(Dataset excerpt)
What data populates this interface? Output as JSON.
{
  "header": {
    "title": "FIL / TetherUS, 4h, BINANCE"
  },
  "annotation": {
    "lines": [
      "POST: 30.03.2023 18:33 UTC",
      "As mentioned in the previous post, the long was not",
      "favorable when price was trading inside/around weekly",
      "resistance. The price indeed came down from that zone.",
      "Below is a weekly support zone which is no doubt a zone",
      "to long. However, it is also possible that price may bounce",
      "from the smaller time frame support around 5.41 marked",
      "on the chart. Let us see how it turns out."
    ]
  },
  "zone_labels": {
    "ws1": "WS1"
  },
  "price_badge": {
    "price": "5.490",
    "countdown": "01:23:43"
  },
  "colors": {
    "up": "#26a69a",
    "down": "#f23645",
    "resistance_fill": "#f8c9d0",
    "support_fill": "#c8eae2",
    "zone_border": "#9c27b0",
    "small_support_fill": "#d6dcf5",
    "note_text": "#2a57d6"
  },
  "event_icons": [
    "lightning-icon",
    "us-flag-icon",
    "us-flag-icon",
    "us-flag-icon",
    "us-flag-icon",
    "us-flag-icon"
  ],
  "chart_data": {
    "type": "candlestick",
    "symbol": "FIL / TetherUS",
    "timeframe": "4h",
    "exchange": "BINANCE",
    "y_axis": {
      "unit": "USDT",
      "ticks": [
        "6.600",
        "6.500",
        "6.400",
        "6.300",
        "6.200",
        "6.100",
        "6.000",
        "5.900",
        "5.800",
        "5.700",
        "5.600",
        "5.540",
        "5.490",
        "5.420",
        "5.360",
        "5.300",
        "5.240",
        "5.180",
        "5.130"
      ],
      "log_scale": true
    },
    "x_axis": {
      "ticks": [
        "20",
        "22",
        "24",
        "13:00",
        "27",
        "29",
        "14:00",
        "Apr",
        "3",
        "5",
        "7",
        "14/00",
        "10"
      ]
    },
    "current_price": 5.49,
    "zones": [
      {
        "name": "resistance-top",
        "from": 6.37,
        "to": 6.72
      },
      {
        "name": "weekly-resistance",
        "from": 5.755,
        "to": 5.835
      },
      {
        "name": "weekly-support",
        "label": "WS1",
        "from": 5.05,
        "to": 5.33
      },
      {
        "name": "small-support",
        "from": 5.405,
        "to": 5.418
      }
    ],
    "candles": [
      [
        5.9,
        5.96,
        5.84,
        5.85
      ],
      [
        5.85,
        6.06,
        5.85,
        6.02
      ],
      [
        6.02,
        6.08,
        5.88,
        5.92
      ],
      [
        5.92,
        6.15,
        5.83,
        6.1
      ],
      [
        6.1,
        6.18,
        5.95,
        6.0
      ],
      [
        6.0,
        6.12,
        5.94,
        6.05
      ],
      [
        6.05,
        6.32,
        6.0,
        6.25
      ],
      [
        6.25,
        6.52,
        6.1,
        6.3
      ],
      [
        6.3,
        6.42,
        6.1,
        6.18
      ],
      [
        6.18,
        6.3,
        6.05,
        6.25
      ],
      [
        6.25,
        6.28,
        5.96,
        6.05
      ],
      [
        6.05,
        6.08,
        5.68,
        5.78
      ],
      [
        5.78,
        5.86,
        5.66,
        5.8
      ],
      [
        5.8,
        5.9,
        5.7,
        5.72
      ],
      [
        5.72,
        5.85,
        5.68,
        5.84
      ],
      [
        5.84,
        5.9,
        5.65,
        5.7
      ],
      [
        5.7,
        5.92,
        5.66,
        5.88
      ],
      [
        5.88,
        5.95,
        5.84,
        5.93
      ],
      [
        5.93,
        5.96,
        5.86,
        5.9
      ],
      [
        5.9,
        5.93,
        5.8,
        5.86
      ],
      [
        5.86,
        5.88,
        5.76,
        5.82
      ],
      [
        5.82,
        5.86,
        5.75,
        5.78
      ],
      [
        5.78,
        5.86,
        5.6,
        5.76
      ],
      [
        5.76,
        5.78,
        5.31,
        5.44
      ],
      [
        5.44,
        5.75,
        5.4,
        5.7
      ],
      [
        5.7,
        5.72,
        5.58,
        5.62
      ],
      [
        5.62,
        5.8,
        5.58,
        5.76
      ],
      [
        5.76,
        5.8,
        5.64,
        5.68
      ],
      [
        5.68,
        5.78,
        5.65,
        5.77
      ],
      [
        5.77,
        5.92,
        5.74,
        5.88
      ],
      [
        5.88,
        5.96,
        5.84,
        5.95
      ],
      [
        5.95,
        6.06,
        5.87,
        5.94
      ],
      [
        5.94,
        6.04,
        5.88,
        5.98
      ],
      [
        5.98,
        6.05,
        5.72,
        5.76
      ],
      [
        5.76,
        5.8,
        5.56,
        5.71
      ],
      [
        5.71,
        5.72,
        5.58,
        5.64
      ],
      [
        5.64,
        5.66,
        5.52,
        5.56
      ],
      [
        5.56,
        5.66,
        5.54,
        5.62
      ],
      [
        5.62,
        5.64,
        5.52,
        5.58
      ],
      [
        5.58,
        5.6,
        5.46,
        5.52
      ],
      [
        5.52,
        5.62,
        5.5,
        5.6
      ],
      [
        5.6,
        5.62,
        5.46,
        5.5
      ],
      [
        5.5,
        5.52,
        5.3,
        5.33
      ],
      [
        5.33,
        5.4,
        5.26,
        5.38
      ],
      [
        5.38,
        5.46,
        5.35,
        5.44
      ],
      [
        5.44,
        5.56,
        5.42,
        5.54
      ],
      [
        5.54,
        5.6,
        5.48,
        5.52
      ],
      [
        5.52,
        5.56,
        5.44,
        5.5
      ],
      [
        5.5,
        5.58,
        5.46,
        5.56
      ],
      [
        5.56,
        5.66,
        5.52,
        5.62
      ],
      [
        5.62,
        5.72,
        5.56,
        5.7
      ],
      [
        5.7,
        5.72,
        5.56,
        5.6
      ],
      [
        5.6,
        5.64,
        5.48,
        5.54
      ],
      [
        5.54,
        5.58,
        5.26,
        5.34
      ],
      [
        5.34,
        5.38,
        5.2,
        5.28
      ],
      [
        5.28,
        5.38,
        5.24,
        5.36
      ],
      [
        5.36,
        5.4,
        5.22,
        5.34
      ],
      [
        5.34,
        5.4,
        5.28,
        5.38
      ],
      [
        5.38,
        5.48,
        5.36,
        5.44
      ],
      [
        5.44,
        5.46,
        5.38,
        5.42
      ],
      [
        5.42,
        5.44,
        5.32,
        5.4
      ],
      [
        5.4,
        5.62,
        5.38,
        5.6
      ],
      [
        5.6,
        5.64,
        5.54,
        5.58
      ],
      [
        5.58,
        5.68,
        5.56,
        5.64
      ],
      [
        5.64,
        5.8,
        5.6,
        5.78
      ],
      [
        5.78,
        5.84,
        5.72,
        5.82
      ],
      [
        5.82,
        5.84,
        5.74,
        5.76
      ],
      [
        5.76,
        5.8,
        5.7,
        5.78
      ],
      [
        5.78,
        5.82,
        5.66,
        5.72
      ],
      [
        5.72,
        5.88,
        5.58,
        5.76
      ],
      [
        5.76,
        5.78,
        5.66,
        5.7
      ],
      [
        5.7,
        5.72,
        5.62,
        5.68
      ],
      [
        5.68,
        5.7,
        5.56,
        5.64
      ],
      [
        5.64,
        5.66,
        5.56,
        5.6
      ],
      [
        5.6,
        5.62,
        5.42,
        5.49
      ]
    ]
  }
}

(Objective)
Restate each record word for word.

(Expected answer)
What data populates this interface? Output as JSON.
{
  "header": {
    "title": "FIL / TetherUS, 4h, BINANCE"
  },
  "annotation": {
    "lines": [
      "POST: 30.03.2023 18:33 UTC",
      "As mentioned in the previous post, the long was not",
      "favorable when price was trading inside/around weekly",
      "resistance. The price indeed came down from that zone.",
      "Below is a weekly support zone which is no doubt a zone",
      "to long. However, it is also possible that price may bounce",
      "from the smaller time frame support around 5.41 marked",
      "on the chart. Let us see how it turns out."
    ]
  },
  "zone_labels": {
    "ws1": "WS1"
  },
  "price_badge": {
    "price": "5.490",
    "countdown": "01:23:43"
  },
  "colors": {
    "up": "#26a69a",
    "down": "#f23645",
    "resistance_fill": "#f8c9d0",
    "support_fill": "#c8eae2",
    "zone_border": "#9c27b0",
    "small_support_fill": "#d6dcf5",
    "note_text": "#2a57d6"
  },
  "event_icons": [
    "lightning-icon",
    "us-flag-icon",
    "us-flag-icon",
    "us-flag-icon",
    "us-flag-icon",
    "us-flag-icon"
  ],
  "chart_data": {
    "type": "candlestick",
    "symbol": "FIL / TetherUS",
    "timeframe": "4h",
    "exchange": "BINANCE",
    "y_axis": {
      "unit": "USDT",
      "ticks": [
        "6.600",
        "6.500",
        "6.400",
        "6.300",
        "6.200",
        "6.100",
        "6.000",
        "5.900",
        "5.800",
        "5.700",
        "5.600",
        "5.540",
        "5.490",
        "5.420",
        "5.360",
        "5.300",
        "5.240",
        "5.180",
        "5.130"
      ],
      "log_scale": true
    },
    "x_axis": {
      "ticks": [
        "20",
        "22",
        "24",
        "13:00",
        "27",
        "29",
        "14:00",
        "Apr",
        "3",
        "5",
        "7",
        "14/00",
        "10"
      ]
    },
    "current_price": 5.49,
    "zones": [
      {
        "name": "resistance-top",
        "from": 6.37,
        "to": 6.72
      },
      {
        "name": "weekly-resistance",
        "from": 5.755,
        "to": 5.835
      },
      {
        "name": "weekly-support",
        "label": "WS1",
        "from": 5.05,
        "to": 5.33
      },
      {
        "name": "small-support",
        "from": 5.405,
        "to": 5.418
      }
    ],
    "candles": [
      [
        5.9,
        5.96,
        5.84,
        5.85
      ],
      [
        5.85,
        6.06,
        5.85,
        6.02
      ],
      [
        6.02,
        6.08,
        5.88,
        5.92
      ],
      [
        5.92,
        6.15,
        5.83,
        6.1
      ],
      [
        6.1,
        6.18,
        5.95,
        6.0
      ],
      [
        6.0,
        6.12,
        5.94,
        6.05
      ],
      [
        6.05,
        6.32,
        6.0,
        6.25
      ],
      [
        6.25,
        6.52,
        6.1,
        6.3
      ],
      [
        6.3,
        6.42,
        6.1,
        6.18
      ],
      [
        6.18,
        6.3,
        6.05,
        6.25
      ],
      [
        6.25,
        6.28,
        5.96,
        6.05
      ],
      [
        6.05,
        6.08,
        5.68,
        5.78
      ],
      [
        5.78,
        5.86,
        5.66,
        5.8
      ],
      [
        5.8,
        5.9,
        5.7,
        5.72
      ],
      [
        5.72,
        5.85,
        5.68,
        5.84
      ],
      [
        5.84,
        5.9,
        5.65,
        5.7
      ],
      [
        5.7,
        5.92,
        5.66,
        5.88
      ],
      [
        5.88,
        5.95,
        5.84,
        5.93
      ],
      [
        5.93,
        5.96,
        5.86,
        5.9
      ],
      [
        5.9,
        5.93,
        5.8,
        5.86
      ],
      [
        5.86,
        5.88,
        5.76,
        5.82
      ],
      [
        5.82,
        5.86,
        5.75,
        5.78
      ],
      [
        5.78,
        5.86,
        5.6,
        5.76
      ],
      [
        5.76,
        5.78,
        5.31,
        5.44
      ],
      [
        5.44,
        5.75,
        5.4,
        5.7
      ],
      [
        5.7,
        5.72,
        5.58,
        5.62
      ],
      [
        5.62,
        5.8,
        5.58,
        5.76
      ],
      [
        5.76,
        5.8,
        5.64,
        5.68
      ],
      [
        5.68,
        5.78,
        5.65,
        5.77
      ],
      [
        5.77,
        5.92,
        5.74,
        5.88
      ],
      [
        5.88,
        5.96,
        5.84,
        5.95
      ],
      [
        5.95,
        6.06,
        5.87,
        5.94
      ],
      [
        5.94,
        6.04,
        5.88,
        5.98
      ],
      [
        5.98,
        6.05,
        5.72,
        5.76
      ],
      [
        5.76,
        5.8,
        5.56,
        5.71
      ],
      [
        5.71,
        5.72,
        5.58,
        5.64
      ],
      [
        5.64,
        5.66,
        5.52,
        5.56
      ],
      [
        5.56,
        5.66,
        5.54,
        5.62
      ],
      [
        5.62,
        5.64,
        5.52,
        5.58
      ],
      [
        5.58,
        5.6,
        5.46,
        5.52
      ],
      [
        5.52,
        5.62,
        5.5,
        5.6
      ],
      [
        5.6,
        5.62,
        5.46,
        5.5
      ],
      [
        5.5,
        5.52,
        5.3,
        5.33
      ],
      [
        5.33,
        5.4,
        5.26,
        5.38
      ],
      [
        5.38,
        5.46,
        5.35,
        5.44
      ],
      [
        5.44,
        5.56,
        5.42,
        5.54
      ],
      [
        5.54,
        5.6,
        5.48,
        5.52
      ],
      [
        5.52,
        5.56,
        5.44,
        5.5
      ],
      [
        5.5,
        5.58,
        5.46,
        5.56
      ],
      [
        5.56,
        5.66,
        5.52,
        5.62
      ],
      [
        5.62,
        5.72,
        5.56,
        5.7
      ],
      [
        5.7,
        5.72,
        5.56,
        5.6
      ],
      [
        5.6,
        5.64,
        5.48,
        5.54
      ],
      [
        5.54,
        5.58,
        5.26,
        5.34
      ],
      [
        5.34,
        5.38,
        5.2,
        5.28
      ],
      [
        5.28,
        5.38,
        5.24,
        5.36
      ],
      [
        5.36,
        5.4,
        5.22,
        5.34
      ],
      [
        5.34,
        5.4,
        5.28,
        5.38
      ],
      [
        5.38,
        5.48,
        5.36,
        5.44
      ],
      [
        5.44,
        5.46,
        5.38,
        5.42
      ],
      [
        5.42,
        5.44,
        5.32,
        5.4
      ],
      [
        5.4,
        5.62,
        5.38,
        5.6
      ],
      [
        5.6,
        5.64,
        5.54,
        5.58
      ],
      [
        5.58,
        5.68,
        5.56,
        5.64
      ],
      [
        5.64,
        5.8,
        5.6,
        5.78
      ],
      [
        5.78,
        5.84,
        5.72,
        5.82
      ],
      [
        5.82,
        5.84,
        5.74,
        5.76
      ],
      [
        5.76,
        5.8,
        5.7,
        5.78
      ],
      [
        5.78,
        5.82,
        5.66,
        5.72
      ],
      [
        5.72,
        5.88,
        5.58,
        5.76
      ],
      [
        5.76,
        5.78,
        5.66,
        5.7
      ],
      [
        5.7,
        5.72,
        5.62,
        5.68
      ],
      [
        5.68,
        5.7,
        5.56,
        5.64
      ],
      [
        5.64,
        5.66,
        5.56,
        5.6
      ],
      [
        5.6,
        5.62,
        5.42,
        5.49
      ]
    ]
  }
}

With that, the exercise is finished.